Listed records —
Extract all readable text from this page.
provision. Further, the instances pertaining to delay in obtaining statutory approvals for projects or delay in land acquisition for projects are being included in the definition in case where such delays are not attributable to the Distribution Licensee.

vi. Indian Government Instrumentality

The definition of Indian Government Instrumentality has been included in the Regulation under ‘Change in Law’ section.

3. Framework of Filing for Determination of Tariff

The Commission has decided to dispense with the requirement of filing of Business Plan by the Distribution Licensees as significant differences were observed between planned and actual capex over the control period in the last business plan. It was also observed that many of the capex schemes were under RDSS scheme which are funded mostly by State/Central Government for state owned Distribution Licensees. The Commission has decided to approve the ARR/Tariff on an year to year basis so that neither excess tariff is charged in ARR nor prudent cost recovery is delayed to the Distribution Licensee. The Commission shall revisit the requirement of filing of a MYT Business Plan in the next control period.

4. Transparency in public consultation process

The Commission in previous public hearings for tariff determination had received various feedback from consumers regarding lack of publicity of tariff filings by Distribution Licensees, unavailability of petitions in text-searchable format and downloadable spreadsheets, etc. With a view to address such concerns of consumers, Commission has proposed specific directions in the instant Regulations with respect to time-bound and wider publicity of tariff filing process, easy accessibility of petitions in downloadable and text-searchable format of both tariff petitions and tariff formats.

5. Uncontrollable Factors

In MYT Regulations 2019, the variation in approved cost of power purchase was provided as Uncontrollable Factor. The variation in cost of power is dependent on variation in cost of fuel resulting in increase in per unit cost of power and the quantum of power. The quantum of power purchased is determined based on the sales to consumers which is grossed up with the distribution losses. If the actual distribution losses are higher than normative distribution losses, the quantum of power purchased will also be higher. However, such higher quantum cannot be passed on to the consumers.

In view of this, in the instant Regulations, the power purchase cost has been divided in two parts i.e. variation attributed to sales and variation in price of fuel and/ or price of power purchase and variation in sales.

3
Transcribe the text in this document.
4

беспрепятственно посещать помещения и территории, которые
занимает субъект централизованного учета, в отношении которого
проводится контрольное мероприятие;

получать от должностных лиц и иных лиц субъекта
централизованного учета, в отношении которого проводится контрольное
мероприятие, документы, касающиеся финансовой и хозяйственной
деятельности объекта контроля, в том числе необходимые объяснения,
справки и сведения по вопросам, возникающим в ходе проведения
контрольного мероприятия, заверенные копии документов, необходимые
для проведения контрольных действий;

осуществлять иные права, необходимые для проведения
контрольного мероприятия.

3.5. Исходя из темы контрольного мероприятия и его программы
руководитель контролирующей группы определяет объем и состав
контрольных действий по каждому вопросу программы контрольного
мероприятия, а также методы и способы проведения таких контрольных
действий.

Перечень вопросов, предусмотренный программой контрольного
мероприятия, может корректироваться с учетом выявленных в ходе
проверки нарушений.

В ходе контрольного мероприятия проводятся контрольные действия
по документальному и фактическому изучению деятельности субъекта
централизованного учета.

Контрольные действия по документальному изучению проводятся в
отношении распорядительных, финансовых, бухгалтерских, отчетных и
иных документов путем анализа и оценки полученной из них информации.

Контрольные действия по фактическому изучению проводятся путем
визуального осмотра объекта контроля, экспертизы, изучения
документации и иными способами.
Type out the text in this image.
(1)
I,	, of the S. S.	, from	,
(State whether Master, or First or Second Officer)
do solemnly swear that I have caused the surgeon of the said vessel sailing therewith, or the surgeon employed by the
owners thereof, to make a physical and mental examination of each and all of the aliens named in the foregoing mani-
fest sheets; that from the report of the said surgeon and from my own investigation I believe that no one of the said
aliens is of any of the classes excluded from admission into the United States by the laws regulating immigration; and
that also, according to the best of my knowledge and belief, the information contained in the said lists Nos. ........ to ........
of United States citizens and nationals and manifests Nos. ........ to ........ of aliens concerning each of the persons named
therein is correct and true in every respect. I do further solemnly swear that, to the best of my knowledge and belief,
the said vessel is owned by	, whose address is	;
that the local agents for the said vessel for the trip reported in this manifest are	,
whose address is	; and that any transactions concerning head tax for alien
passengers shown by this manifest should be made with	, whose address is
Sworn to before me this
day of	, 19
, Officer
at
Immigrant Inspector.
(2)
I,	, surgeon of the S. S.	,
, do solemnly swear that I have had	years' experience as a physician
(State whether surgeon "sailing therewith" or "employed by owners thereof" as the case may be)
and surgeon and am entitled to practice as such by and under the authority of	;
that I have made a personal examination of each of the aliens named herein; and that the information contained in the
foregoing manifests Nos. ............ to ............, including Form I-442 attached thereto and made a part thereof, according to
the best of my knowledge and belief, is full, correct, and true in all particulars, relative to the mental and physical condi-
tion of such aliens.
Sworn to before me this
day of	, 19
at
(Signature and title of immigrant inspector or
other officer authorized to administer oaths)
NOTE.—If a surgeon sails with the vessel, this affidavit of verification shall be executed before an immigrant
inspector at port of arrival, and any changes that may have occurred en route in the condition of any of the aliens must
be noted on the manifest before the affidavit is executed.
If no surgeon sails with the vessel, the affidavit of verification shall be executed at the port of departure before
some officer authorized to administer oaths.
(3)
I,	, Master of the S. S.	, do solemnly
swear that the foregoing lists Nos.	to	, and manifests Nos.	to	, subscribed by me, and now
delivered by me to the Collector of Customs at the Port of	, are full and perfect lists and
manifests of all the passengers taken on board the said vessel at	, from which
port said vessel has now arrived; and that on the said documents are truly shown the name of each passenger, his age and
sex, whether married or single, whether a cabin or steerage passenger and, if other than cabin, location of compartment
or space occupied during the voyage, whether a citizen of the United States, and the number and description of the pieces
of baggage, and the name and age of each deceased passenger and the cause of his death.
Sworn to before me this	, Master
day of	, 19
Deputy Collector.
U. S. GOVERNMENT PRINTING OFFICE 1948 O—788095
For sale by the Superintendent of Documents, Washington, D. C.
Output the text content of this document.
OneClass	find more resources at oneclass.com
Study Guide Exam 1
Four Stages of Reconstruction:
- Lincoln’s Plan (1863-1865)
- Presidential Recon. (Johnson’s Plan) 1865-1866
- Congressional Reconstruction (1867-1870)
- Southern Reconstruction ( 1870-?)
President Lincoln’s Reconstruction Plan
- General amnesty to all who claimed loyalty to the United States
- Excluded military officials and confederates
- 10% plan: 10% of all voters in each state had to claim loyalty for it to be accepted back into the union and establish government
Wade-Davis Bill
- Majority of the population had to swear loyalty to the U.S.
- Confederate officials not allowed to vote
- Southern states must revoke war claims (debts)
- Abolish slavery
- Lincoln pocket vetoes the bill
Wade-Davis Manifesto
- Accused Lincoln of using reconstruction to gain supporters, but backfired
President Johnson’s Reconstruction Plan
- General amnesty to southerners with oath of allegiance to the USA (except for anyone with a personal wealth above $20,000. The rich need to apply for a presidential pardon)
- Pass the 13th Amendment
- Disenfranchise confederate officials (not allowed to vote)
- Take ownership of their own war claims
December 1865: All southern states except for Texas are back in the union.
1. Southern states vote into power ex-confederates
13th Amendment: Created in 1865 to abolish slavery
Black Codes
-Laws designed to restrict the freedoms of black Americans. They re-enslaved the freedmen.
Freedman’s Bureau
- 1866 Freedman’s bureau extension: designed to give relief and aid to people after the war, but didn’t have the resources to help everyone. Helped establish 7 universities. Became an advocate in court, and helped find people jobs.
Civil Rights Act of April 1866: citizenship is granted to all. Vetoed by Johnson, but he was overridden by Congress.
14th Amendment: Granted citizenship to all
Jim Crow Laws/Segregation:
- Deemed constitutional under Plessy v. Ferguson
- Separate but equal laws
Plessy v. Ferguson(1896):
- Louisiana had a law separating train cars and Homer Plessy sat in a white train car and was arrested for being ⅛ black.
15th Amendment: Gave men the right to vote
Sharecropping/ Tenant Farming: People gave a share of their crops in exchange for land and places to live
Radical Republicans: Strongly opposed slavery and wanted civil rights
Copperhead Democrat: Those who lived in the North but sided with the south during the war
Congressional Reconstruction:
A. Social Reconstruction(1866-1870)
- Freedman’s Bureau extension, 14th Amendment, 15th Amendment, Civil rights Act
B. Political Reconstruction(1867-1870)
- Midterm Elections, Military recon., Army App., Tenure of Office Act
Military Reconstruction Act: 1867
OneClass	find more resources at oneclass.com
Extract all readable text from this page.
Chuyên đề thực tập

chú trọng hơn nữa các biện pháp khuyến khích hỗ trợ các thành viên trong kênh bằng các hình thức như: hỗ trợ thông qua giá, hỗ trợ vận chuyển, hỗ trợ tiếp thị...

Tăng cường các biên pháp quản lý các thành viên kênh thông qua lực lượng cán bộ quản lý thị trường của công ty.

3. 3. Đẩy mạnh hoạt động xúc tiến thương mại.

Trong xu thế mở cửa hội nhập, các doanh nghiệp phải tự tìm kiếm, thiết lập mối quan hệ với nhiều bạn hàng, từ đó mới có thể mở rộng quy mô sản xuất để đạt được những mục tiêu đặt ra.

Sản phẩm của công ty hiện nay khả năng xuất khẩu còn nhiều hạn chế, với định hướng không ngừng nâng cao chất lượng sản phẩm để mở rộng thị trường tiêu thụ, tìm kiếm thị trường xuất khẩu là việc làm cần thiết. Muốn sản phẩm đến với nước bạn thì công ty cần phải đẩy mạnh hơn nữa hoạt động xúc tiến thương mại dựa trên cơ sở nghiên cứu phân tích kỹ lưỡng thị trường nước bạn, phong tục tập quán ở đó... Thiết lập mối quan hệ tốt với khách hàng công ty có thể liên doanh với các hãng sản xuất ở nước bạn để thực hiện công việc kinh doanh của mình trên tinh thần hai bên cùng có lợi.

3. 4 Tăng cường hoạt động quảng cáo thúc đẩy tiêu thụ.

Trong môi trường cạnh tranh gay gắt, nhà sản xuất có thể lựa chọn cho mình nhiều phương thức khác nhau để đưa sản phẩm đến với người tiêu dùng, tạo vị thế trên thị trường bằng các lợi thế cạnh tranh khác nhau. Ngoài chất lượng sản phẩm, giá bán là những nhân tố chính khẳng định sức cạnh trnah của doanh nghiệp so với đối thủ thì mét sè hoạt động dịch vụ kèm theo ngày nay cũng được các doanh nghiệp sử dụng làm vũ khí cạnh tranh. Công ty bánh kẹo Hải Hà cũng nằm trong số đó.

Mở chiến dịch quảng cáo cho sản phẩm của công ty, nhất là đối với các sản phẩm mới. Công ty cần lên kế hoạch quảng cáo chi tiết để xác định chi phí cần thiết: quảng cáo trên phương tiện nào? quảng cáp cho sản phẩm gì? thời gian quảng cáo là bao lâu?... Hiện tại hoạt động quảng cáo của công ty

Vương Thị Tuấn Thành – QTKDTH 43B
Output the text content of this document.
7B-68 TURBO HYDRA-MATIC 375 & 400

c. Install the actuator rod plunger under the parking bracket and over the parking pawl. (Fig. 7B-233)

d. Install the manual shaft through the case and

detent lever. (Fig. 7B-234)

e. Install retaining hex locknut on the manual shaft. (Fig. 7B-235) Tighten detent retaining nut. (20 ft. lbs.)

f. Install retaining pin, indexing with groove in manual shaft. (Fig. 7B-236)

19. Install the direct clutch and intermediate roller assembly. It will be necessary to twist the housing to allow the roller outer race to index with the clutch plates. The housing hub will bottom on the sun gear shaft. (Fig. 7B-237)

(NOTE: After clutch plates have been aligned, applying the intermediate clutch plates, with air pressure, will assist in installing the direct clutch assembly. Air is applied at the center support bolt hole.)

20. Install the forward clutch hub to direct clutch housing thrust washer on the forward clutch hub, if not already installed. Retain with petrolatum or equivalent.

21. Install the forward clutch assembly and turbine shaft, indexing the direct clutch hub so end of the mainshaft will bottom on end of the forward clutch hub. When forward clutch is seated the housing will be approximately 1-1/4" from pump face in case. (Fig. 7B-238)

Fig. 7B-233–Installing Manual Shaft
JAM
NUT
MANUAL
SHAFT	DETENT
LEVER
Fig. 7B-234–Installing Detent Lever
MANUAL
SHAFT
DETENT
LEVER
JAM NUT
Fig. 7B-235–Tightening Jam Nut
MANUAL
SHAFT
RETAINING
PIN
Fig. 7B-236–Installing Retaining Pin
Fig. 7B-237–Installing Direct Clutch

Description of the task — Filter out every line that lacks the word "изучению", and copy the rest.

Reply to the task —
по документальному и фактическому изучению деятельности субъекта
Контрольные действия по документальному изучению проводятся в
Контрольные действия по фактическому изучению проводятся путем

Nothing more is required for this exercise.